## What this task involves
Return each line of the listing below, unchanged, and omit the images.

----------

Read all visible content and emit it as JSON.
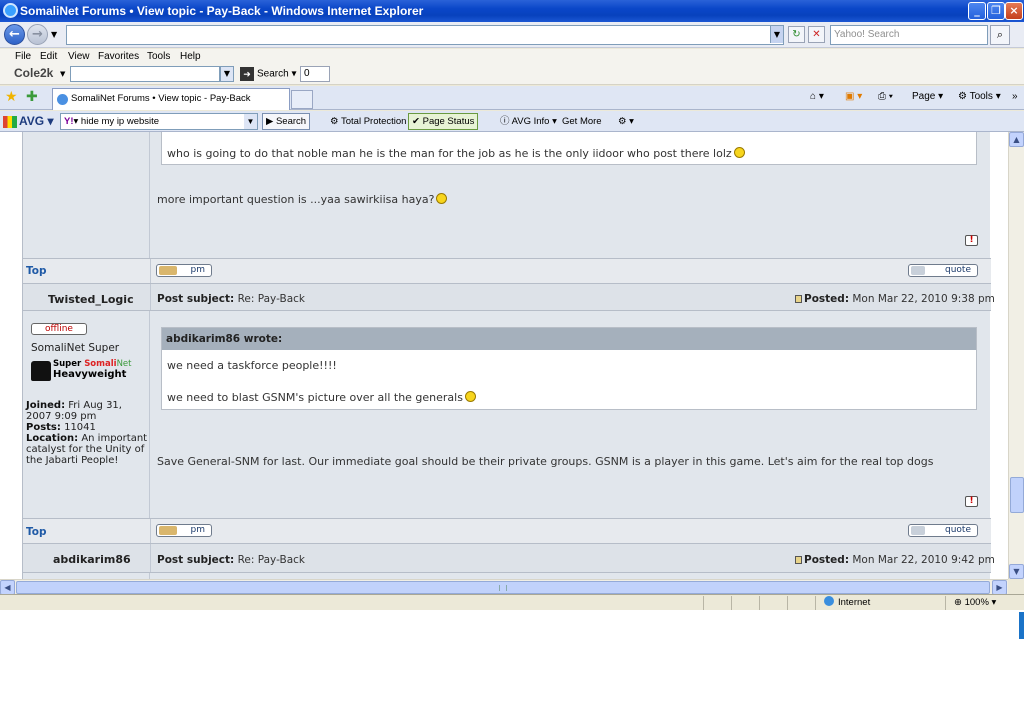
{
  "window": {
    "title": "SomaliNet Forums • View topic - Pay-Back - Windows Internet Explorer"
  },
  "address": {
    "url": "",
    "search_placeholder": "Yahoo! Search"
  },
  "menu": [
    "File",
    "Edit",
    "View",
    "Favorites",
    "Tools",
    "Help"
  ],
  "cole2k": {
    "logo": "Cole2k",
    "search_label": "Search",
    "counter": "0"
  },
  "tabs": {
    "active": "SomaliNet Forums • View topic - Pay-Back",
    "tools": {
      "page": "Page",
      "tools": "Tools"
    }
  },
  "avg": {
    "logo": "AVG",
    "search_value": "hide my ip website",
    "search_button": "Search",
    "total_protection": "Total Protection",
    "page_status": "Page Status",
    "avg_info": "AVG Info",
    "get_more": "Get More"
  },
  "post1": {
    "quote_text": "who is going to do that noble man he is the man for the job as he is the only iidoor who post there lolz",
    "body": "more important question is ...yaa sawirkiisa haya?",
    "top": "Top",
    "pm": "pm",
    "quote": "quote"
  },
  "post2": {
    "author": "Twisted_Logic",
    "subject_label": "Post subject:",
    "subject": "Re: Pay-Back",
    "posted_label": "Posted:",
    "posted": "Mon Mar 22, 2010 9:38 pm",
    "status": "offline",
    "rank_title": "SomaliNet Super",
    "rank_img": {
      "super": "Super",
      "somali": "Somali",
      "net": "Net",
      "heavy": "Heavyweight"
    },
    "joined_label": "Joined:",
    "joined": "Fri Aug 31, 2007 9:09 pm",
    "posts_label": "Posts:",
    "posts": "11041",
    "location_label": "Location:",
    "location": "An important catalyst for the Unity of the Jabarti People!",
    "quote_author": "abdikarim86 wrote:",
    "quote_line1": "we need a taskforce people!!!!",
    "quote_line2": "we need to blast GSNM's picture over all the generals",
    "body": "Save General-SNM for last. Our immediate goal should be their private groups. GSNM is a player in this game. Let's aim for the real top dogs",
    "top": "Top",
    "pm": "pm",
    "quote": "quote"
  },
  "post3": {
    "author": "abdikarim86",
    "subject_label": "Post subject:",
    "subject": "Re: Pay-Back",
    "posted_label": "Posted:",
    "posted": "Mon Mar 22, 2010 9:42 pm"
  },
  "status": {
    "zone": "Internet",
    "zoom": "100%"
  }
}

----------

## Solution to the exercise
Read all visible content and emit it as JSON.
{
  "window": {
    "title": "SomaliNet Forums • View topic - Pay-Back - Windows Internet Explorer"
  },
  "address": {
    "url": "",
    "search_placeholder": "Yahoo! Search"
  },
  "menu": [
    "File",
    "Edit",
    "View",
    "Favorites",
    "Tools",
    "Help"
  ],
  "cole2k": {
    "logo": "Cole2k",
    "search_label": "Search",
    "counter": "0"
  },
  "tabs": {
    "active": "SomaliNet Forums • View topic - Pay-Back",
    "tools": {
      "page": "Page",
      "tools": "Tools"
    }
  },
  "avg": {
    "logo": "AVG",
    "search_value": "hide my ip website",
    "search_button": "Search",
    "total_protection": "Total Protection",
    "page_status": "Page Status",
    "avg_info": "AVG Info",
    "get_more": "Get More"
  },
  "post1": {
    "quote_text": "who is going to do that noble man he is the man for the job as he is the only iidoor who post there lolz",
    "body": "more important question is ...yaa sawirkiisa haya?",
    "top": "Top",
    "pm": "pm",
    "quote": "quote"
  },
  "post2": {
    "author": "Twisted_Logic",
    "subject_label": "Post subject:",
    "subject": "Re: Pay-Back",
    "posted_label": "Posted:",
    "posted": "Mon Mar 22, 2010 9:38 pm",
    "status": "offline",
    "rank_title": "SomaliNet Super",
    "rank_img": {
      "super": "Super",
      "somali": "Somali",
      "net": "Net",
      "heavy": "Heavyweight"
    },
    "joined_label": "Joined:",
    "joined": "Fri Aug 31, 2007 9:09 pm",
    "posts_label": "Posts:",
    "posts": "11041",
    "location_label": "Location:",
    "location": "An important catalyst for the Unity of the Jabarti People!",
    "quote_author": "abdikarim86 wrote:",
    "quote_line1": "we need a taskforce people!!!!",
    "quote_line2": "we need to blast GSNM's picture over all the generals",
    "body": "Save General-SNM for last. Our immediate goal should be their private groups. GSNM is a player in this game. Let's aim for the real top dogs",
    "top": "Top",
    "pm": "pm",
    "quote": "quote"
  },
  "post3": {
    "author": "abdikarim86",
    "subject_label": "Post subject:",
    "subject": "Re: Pay-Back",
    "posted_label": "Posted:",
    "posted": "Mon Mar 22, 2010 9:42 pm"
  },
  "status": {
    "zone": "Internet",
    "zoom": "100%"
  }
}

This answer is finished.